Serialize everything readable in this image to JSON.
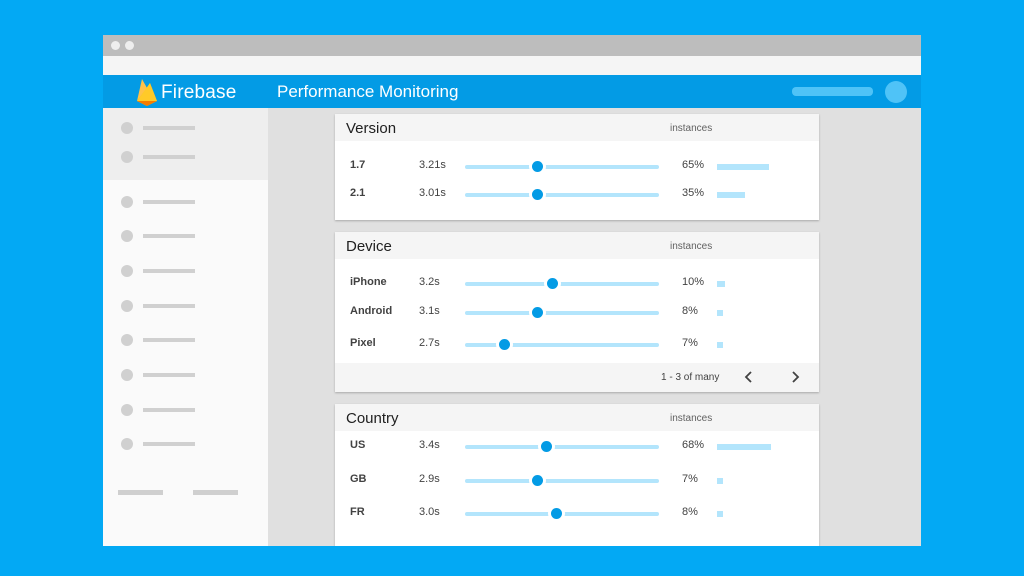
{
  "app": {
    "brand": "Firebase",
    "title": "Performance Monitoring"
  },
  "colors": {
    "background": "#03a9f4",
    "appbar": "#039be5",
    "accent": "#039be5",
    "track": "#b3e5fc"
  },
  "cards": {
    "version": {
      "title": "Version",
      "instances_label": "instances",
      "rows": [
        {
          "label": "1.7",
          "value": "3.21s",
          "slider": 0.37,
          "pct": "65%",
          "instances": 0.65
        },
        {
          "label": "2.1",
          "value": "3.01s",
          "slider": 0.37,
          "pct": "35%",
          "instances": 0.35
        }
      ]
    },
    "device": {
      "title": "Device",
      "instances_label": "instances",
      "rows": [
        {
          "label": "iPhone",
          "value": "3.2s",
          "slider": 0.45,
          "pct": "10%",
          "instances": 0.1
        },
        {
          "label": "Android",
          "value": "3.1s",
          "slider": 0.37,
          "pct": "8%",
          "instances": 0.08
        },
        {
          "label": "Pixel",
          "value": "2.7s",
          "slider": 0.2,
          "pct": "7%",
          "instances": 0.07
        }
      ],
      "pager": {
        "text": "1 - 3 of many",
        "prev_icon": "chevron-left-icon",
        "next_icon": "chevron-right-icon"
      }
    },
    "country": {
      "title": "Country",
      "instances_label": "instances",
      "rows": [
        {
          "label": "US",
          "value": "3.4s",
          "slider": 0.42,
          "pct": "68%",
          "instances": 0.68
        },
        {
          "label": "GB",
          "value": "2.9s",
          "slider": 0.37,
          "pct": "7%",
          "instances": 0.07
        },
        {
          "label": "FR",
          "value": "3.0s",
          "slider": 0.47,
          "pct": "8%",
          "instances": 0.08
        }
      ]
    }
  }
}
=======
→ **The problem**
All lines that include "chevron" are to be gathered and copied.

→ **Written solution**
        "prev_icon": "chevron-left-icon",
        "next_icon": "chevron-right-icon"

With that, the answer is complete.